:: Data records

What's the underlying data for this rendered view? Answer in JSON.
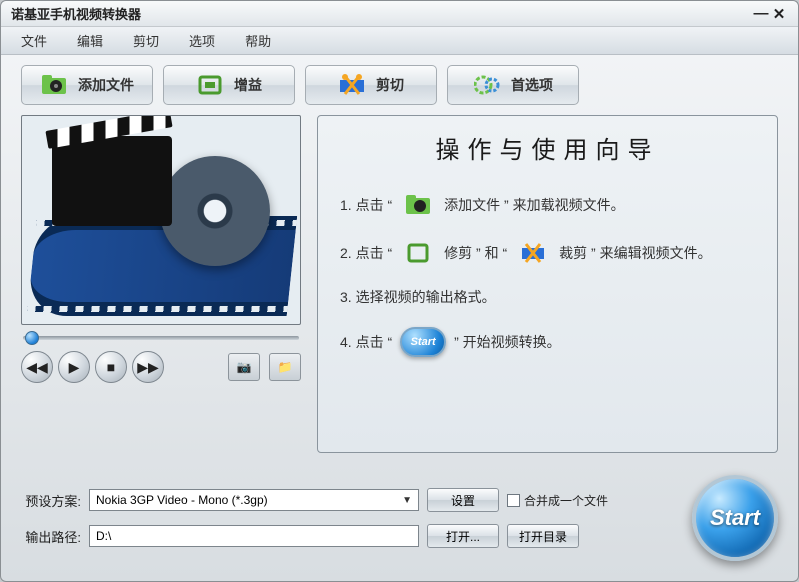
{
  "window": {
    "title": "诺基亚手机视频转换器"
  },
  "menu": {
    "file": "文件",
    "edit": "编辑",
    "cut": "剪切",
    "options": "选项",
    "help": "帮助"
  },
  "toolbar": {
    "add": "添加文件",
    "gain": "增益",
    "crop": "剪切",
    "prefs": "首选项"
  },
  "controls": {
    "prev": "◀◀",
    "play": "▶",
    "stop": "■",
    "next": "▶▶",
    "snapshot": "📷",
    "folder": "📁"
  },
  "guide": {
    "title": "操作与使用向导",
    "step1_a": "1.  点击 “",
    "step1_b": " 添加文件 ” 来加载视频文件。",
    "step2_a": "2.  点击 “",
    "step2_b": " 修剪  ”  和  “",
    "step2_c": " 裁剪 ” 来编辑视频文件。",
    "step3": "3.  选择视频的输出格式。",
    "step4_a": "4.  点击  “",
    "step4_b": "”  开始视频转换。",
    "start_pill": "Start"
  },
  "bottom": {
    "profile_label": "预设方案:",
    "profile_value": "Nokia 3GP Video - Mono (*.3gp)",
    "output_label": "输出路径:",
    "output_value": "D:\\",
    "settings_btn": "设置",
    "open_btn": "打开...",
    "open_dir_btn": "打开目录",
    "merge_label": "合并成一个文件",
    "start_big": "Start"
  }
}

::::

Description of the task: Print every entry above again without changing a word, and omit the pictures.

Solution to the exercise:
What's the underlying data for this rendered view? Answer in JSON.
{
  "window": {
    "title": "诺基亚手机视频转换器"
  },
  "menu": {
    "file": "文件",
    "edit": "编辑",
    "cut": "剪切",
    "options": "选项",
    "help": "帮助"
  },
  "toolbar": {
    "add": "添加文件",
    "gain": "增益",
    "crop": "剪切",
    "prefs": "首选项"
  },
  "controls": {
    "prev": "◀◀",
    "play": "▶",
    "stop": "■",
    "next": "▶▶",
    "snapshot": "📷",
    "folder": "📁"
  },
  "guide": {
    "title": "操作与使用向导",
    "step1_a": "1.  点击 “",
    "step1_b": " 添加文件 ” 来加载视频文件。",
    "step2_a": "2.  点击 “",
    "step2_b": " 修剪  ”  和  “",
    "step2_c": " 裁剪 ” 来编辑视频文件。",
    "step3": "3.  选择视频的输出格式。",
    "step4_a": "4.  点击  “",
    "step4_b": "”  开始视频转换。",
    "start_pill": "Start"
  },
  "bottom": {
    "profile_label": "预设方案:",
    "profile_value": "Nokia 3GP Video - Mono (*.3gp)",
    "output_label": "输出路径:",
    "output_value": "D:\\",
    "settings_btn": "设置",
    "open_btn": "打开...",
    "open_dir_btn": "打开目录",
    "merge_label": "合并成一个文件",
    "start_big": "Start"
  }
}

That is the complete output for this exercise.